TO BE DONE:
Count the lines below that contain the word "computer", and report only that number.

Dataset entries
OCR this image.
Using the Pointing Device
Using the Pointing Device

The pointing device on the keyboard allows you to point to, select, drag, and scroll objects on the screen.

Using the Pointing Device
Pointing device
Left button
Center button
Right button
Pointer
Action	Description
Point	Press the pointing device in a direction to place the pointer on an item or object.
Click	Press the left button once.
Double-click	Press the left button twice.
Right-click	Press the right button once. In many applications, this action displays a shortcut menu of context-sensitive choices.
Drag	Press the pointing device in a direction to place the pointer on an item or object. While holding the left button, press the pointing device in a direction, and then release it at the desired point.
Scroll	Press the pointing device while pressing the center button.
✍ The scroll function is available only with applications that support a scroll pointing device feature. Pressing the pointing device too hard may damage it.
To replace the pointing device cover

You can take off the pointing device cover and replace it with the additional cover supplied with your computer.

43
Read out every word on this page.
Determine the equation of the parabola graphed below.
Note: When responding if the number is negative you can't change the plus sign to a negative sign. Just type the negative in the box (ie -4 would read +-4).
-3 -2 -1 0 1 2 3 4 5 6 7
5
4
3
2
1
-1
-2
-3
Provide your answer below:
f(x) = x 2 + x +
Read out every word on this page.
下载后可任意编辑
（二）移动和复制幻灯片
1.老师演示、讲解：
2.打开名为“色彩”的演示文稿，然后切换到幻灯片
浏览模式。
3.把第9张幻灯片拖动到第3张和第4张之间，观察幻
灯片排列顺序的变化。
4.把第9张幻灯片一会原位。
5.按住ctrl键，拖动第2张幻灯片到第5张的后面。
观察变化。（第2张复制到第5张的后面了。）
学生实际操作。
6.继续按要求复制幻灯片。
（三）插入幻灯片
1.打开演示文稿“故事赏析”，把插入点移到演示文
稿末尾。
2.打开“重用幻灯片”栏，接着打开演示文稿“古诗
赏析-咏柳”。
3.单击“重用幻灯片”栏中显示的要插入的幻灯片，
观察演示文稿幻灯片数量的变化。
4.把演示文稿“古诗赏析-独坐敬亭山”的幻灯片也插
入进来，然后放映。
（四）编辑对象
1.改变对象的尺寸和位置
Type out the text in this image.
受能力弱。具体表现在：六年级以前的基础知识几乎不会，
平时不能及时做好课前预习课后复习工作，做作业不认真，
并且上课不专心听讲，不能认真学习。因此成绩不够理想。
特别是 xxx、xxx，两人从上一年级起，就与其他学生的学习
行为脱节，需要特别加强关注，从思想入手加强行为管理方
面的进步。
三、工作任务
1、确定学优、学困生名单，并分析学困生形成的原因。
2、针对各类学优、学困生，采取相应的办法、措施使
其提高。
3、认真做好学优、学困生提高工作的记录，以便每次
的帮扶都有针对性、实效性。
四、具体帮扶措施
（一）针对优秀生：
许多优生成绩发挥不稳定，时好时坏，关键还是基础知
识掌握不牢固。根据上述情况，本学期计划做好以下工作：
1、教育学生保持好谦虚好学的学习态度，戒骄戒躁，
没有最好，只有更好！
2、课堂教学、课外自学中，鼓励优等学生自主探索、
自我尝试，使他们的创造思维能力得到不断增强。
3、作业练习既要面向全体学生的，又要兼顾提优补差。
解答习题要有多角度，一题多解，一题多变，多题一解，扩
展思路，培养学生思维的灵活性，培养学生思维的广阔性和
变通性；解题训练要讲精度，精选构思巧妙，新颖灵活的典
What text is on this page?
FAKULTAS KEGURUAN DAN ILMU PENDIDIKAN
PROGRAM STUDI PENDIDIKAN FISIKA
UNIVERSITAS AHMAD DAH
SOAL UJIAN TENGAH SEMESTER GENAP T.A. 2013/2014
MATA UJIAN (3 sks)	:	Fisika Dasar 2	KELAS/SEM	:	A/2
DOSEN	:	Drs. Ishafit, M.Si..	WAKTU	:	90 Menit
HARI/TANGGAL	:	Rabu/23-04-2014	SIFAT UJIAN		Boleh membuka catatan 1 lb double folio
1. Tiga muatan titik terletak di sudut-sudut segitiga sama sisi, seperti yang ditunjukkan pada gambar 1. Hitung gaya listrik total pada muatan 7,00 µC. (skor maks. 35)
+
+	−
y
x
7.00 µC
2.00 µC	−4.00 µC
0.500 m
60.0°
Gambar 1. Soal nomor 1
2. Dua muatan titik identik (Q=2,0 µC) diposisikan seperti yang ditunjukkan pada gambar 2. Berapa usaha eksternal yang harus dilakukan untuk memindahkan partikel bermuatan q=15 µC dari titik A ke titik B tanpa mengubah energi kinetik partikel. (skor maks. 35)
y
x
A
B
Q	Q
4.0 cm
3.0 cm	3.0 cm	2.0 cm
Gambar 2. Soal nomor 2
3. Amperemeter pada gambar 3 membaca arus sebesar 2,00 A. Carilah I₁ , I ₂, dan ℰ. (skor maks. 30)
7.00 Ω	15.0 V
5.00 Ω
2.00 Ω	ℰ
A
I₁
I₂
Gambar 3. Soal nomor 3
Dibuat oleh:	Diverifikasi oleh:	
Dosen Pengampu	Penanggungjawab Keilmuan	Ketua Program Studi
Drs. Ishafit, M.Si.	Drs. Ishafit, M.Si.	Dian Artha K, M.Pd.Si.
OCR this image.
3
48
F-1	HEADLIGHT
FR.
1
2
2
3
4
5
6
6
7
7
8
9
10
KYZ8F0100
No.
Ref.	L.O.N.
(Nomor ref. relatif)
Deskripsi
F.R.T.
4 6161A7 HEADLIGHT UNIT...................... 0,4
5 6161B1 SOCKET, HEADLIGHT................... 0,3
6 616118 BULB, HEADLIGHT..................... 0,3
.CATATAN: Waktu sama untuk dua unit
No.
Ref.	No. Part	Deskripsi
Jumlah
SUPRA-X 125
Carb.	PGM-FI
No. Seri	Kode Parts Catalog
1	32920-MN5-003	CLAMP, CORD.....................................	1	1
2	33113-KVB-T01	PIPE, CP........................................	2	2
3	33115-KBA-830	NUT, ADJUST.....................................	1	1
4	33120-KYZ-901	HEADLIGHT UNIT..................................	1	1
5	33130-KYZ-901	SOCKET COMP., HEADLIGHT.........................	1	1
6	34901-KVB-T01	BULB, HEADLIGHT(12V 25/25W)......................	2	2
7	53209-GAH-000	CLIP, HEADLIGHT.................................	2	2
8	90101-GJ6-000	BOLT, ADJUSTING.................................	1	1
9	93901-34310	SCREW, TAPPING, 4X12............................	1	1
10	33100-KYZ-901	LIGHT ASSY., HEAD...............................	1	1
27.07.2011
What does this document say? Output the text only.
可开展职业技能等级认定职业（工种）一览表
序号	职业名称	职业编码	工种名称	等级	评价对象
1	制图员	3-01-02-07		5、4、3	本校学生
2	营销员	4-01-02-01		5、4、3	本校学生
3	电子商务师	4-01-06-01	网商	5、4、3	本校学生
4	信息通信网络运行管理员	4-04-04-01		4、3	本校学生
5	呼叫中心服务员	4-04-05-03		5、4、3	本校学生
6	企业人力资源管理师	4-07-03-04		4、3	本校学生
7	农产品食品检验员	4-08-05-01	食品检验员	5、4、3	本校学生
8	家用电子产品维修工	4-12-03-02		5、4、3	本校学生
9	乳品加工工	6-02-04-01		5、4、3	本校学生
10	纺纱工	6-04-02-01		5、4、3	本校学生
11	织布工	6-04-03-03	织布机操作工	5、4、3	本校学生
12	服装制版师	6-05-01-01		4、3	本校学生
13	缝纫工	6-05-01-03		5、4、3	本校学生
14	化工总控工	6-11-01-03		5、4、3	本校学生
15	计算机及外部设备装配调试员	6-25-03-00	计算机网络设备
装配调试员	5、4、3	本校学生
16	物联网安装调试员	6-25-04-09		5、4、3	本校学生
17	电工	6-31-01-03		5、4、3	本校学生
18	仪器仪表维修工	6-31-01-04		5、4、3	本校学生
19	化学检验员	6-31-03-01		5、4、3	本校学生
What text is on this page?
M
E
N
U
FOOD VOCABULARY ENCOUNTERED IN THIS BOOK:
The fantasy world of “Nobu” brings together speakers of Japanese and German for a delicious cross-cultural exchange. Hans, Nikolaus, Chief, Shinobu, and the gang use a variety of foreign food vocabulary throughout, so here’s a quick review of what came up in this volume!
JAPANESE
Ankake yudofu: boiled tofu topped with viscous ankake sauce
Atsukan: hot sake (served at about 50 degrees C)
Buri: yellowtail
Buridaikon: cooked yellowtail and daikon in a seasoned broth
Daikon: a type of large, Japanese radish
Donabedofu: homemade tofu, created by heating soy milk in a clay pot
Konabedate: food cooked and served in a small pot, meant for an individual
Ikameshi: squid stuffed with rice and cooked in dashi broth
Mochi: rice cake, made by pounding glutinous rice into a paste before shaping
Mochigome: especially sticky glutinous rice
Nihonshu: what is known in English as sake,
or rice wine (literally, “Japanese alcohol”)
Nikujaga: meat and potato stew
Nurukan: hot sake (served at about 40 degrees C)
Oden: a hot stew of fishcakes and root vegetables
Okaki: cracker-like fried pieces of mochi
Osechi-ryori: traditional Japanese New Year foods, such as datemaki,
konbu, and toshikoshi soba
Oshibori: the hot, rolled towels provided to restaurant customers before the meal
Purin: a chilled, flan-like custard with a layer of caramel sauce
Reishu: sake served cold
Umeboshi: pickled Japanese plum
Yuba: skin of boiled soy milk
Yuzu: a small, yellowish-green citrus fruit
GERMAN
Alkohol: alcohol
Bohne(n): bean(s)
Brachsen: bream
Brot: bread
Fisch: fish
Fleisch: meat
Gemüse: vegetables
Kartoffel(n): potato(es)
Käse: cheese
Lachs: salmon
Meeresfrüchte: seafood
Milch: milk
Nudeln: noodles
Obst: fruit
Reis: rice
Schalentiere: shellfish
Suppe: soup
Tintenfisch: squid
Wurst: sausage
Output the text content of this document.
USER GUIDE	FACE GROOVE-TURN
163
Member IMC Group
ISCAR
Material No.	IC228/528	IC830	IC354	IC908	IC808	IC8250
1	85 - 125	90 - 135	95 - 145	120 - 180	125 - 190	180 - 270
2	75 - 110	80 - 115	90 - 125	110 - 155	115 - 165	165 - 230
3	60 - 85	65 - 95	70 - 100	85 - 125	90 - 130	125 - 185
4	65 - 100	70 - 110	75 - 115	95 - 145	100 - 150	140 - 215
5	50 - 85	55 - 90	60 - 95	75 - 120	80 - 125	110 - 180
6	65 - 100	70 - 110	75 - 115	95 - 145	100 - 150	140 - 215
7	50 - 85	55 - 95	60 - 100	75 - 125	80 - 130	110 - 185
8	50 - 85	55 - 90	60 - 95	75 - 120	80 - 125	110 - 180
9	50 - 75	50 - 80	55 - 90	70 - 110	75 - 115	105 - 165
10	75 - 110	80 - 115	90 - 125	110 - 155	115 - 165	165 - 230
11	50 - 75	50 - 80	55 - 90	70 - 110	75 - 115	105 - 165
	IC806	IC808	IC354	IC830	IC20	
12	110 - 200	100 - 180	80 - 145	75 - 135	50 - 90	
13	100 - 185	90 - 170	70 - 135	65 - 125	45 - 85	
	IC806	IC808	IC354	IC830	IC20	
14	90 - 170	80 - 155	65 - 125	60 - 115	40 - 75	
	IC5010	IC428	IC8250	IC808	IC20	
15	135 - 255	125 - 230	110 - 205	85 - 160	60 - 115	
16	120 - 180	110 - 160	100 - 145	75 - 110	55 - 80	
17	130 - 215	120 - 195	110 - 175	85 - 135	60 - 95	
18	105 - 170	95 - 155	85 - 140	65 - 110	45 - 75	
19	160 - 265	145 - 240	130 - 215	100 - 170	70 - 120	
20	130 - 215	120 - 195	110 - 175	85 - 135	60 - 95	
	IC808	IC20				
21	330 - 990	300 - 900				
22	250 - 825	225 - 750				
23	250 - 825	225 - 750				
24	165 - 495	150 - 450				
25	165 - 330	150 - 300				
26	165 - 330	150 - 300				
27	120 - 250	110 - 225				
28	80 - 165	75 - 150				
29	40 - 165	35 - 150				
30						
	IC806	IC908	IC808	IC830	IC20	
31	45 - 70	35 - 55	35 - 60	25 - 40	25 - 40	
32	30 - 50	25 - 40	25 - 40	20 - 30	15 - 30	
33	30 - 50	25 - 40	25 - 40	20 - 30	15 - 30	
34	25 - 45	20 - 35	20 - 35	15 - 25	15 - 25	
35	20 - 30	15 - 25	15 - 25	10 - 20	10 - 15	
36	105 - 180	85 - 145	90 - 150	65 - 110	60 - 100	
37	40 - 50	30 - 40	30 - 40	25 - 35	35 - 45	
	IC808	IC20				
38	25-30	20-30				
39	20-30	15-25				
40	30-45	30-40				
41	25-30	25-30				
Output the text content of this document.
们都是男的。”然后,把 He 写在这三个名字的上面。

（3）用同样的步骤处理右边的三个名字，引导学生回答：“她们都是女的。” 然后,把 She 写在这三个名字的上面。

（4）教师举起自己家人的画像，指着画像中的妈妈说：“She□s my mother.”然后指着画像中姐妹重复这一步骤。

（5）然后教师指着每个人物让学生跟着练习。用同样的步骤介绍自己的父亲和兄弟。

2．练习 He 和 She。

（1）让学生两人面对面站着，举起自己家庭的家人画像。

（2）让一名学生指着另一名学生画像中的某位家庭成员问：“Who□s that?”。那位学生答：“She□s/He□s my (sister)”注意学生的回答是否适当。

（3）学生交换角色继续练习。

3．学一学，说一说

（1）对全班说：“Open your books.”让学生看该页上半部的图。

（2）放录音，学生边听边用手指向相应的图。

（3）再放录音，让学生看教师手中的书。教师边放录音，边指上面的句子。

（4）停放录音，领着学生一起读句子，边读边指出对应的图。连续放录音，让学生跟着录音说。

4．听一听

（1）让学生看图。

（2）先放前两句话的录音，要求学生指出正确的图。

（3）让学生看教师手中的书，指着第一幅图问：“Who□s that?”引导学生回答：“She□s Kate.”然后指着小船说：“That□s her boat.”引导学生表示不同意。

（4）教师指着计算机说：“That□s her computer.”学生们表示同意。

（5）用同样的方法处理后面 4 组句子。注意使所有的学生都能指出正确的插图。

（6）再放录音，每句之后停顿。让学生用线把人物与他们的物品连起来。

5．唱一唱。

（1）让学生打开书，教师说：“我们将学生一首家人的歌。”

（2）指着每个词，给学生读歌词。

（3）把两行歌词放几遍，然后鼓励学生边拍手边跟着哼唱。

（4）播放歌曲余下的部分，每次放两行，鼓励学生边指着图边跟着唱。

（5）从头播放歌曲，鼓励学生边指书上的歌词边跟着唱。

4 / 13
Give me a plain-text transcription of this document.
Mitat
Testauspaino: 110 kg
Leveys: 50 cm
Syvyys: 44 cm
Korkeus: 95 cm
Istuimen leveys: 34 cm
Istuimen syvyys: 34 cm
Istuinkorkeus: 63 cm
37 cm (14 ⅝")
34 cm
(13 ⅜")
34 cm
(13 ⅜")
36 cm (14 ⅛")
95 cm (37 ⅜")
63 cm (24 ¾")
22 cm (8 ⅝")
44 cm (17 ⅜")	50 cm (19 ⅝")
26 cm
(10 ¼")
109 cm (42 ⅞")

EXERCISE SOLUTION:
2